● Your instructions
An exact copy of the records is required, minus the pictures they hold.

● Supplied material
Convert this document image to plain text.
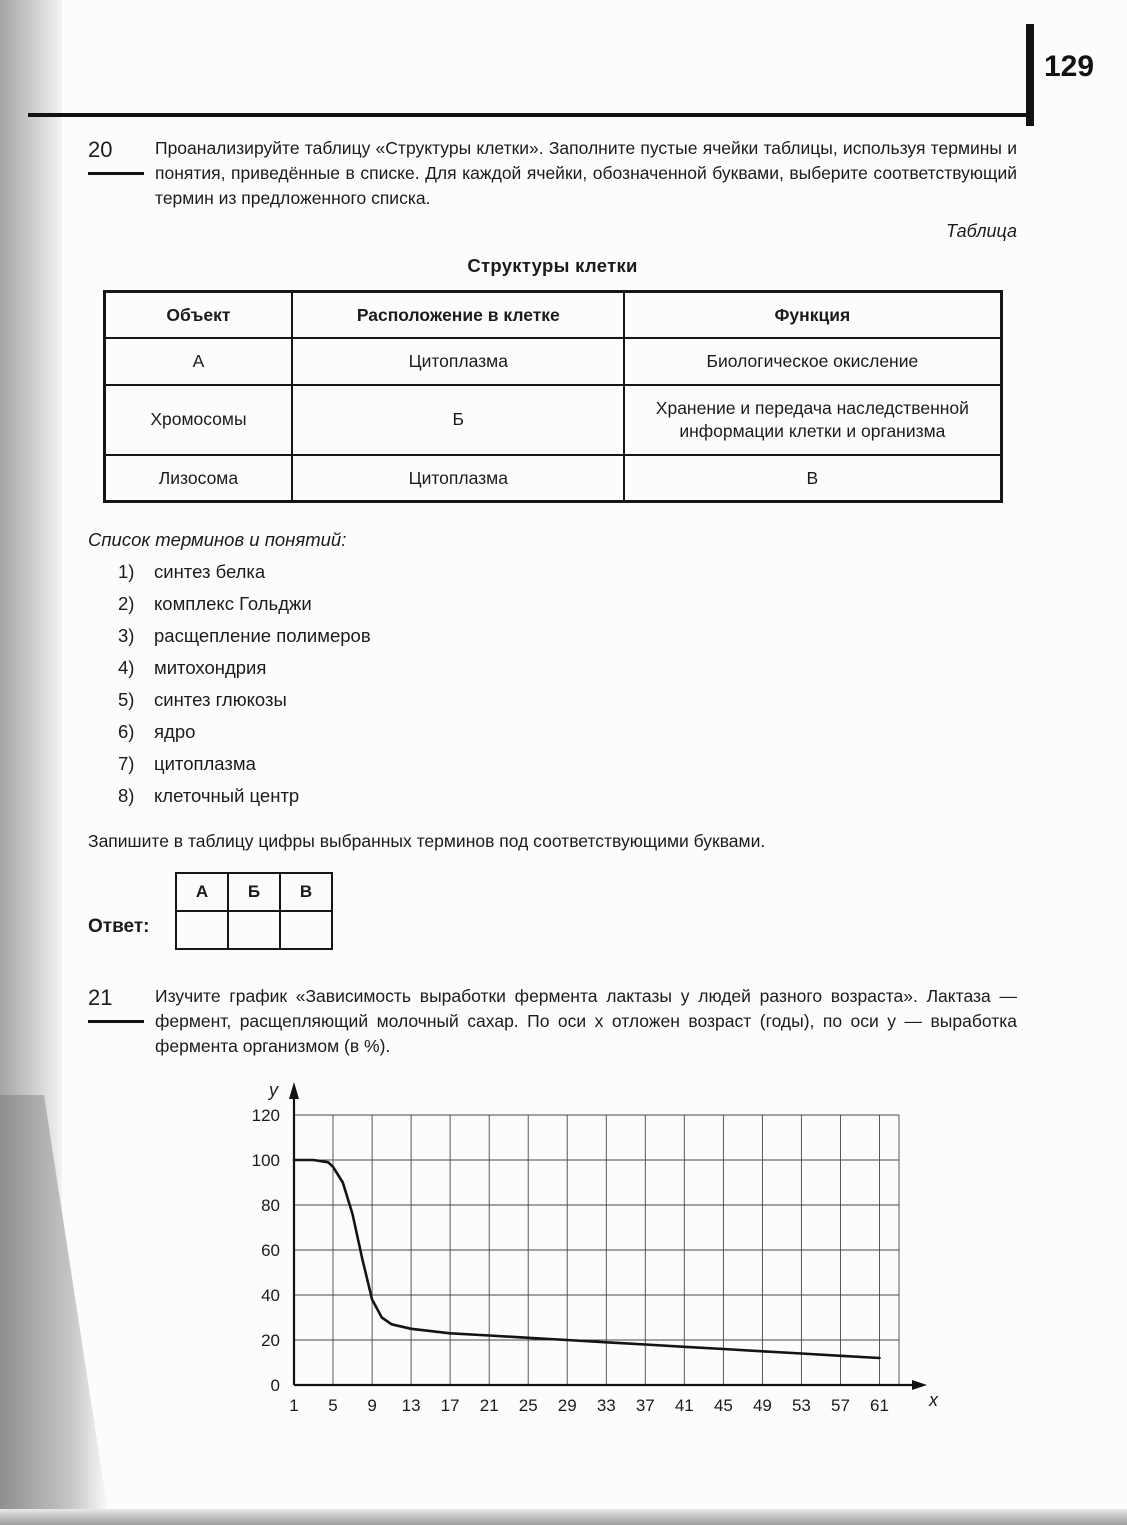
129
20	Проанализируйте таблицу «Структуры клетки». Заполните пустые ячейки таблицы, используя термины и понятия, приведённые в списке. Для каждой ячейки, обозначенной буквами, выберите соответствующий термин из предложенного списка.

Таблица
Структуры клетки
Объект	Расположение в клетке	Функция
А	Цитоплазма	Биологическое окисление
Хромосомы	Б	Хранение и передача наследственной информации клетки и организма
Лизосома	Цитоплазма	В

Список терминов и понятий:

1)	синтез белка
2)	комплекс Гольджи
3)	расщепление полимеров
4)	митохондрия
5)	синтез глюкозы
6)	ядро
7)	цитоплазма
8)	клеточный центр

Запишите в таблицу цифры выбранных терминов под соответствующими буквами.

Ответ:
А	Б	В

21	Изучите график «Зависимость выработки фермента лактазы у людей разного возраста». Лактаза — фермент, расщепляющий молочный сахар. По оси x отложен возраст (годы), по оси y — выработка фермента организмом (в %).

0
20
40
60
80
100
120
1 5 9 13 17 21 25 29 33 37 41 45 49 53 57 61
y
x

● Output
Convert this document image to plain text.
129
20	Проанализируйте таблицу «Структуры клетки». Заполните пустые ячейки таблицы, используя термины и понятия, приведённые в списке. Для каждой ячейки, обозначенной буквами, выберите соответствующий термин из предложенного списка.

Таблица
Структуры клетки
Объект	Расположение в клетке	Функция
А	Цитоплазма	Биологическое окисление
Хромосомы	Б	Хранение и передача наследственной информации клетки и организма
Лизосома	Цитоплазма	В

Список терминов и понятий:

1)	синтез белка
2)	комплекс Гольджи
3)	расщепление полимеров
4)	митохондрия
5)	синтез глюкозы
6)	ядро
7)	цитоплазма
8)	клеточный центр

Запишите в таблицу цифры выбранных терминов под соответствующими буквами.

Ответ:
А	Б	В

21	Изучите график «Зависимость выработки фермента лактазы у людей разного возраста». Лактаза — фермент, расщепляющий молочный сахар. По оси x отложен возраст (годы), по оси y — выработка фермента организмом (в %).

0
20
40
60
80
100
120
1 5 9 13 17 21 25 29 33 37 41 45 49 53 57 61
y
x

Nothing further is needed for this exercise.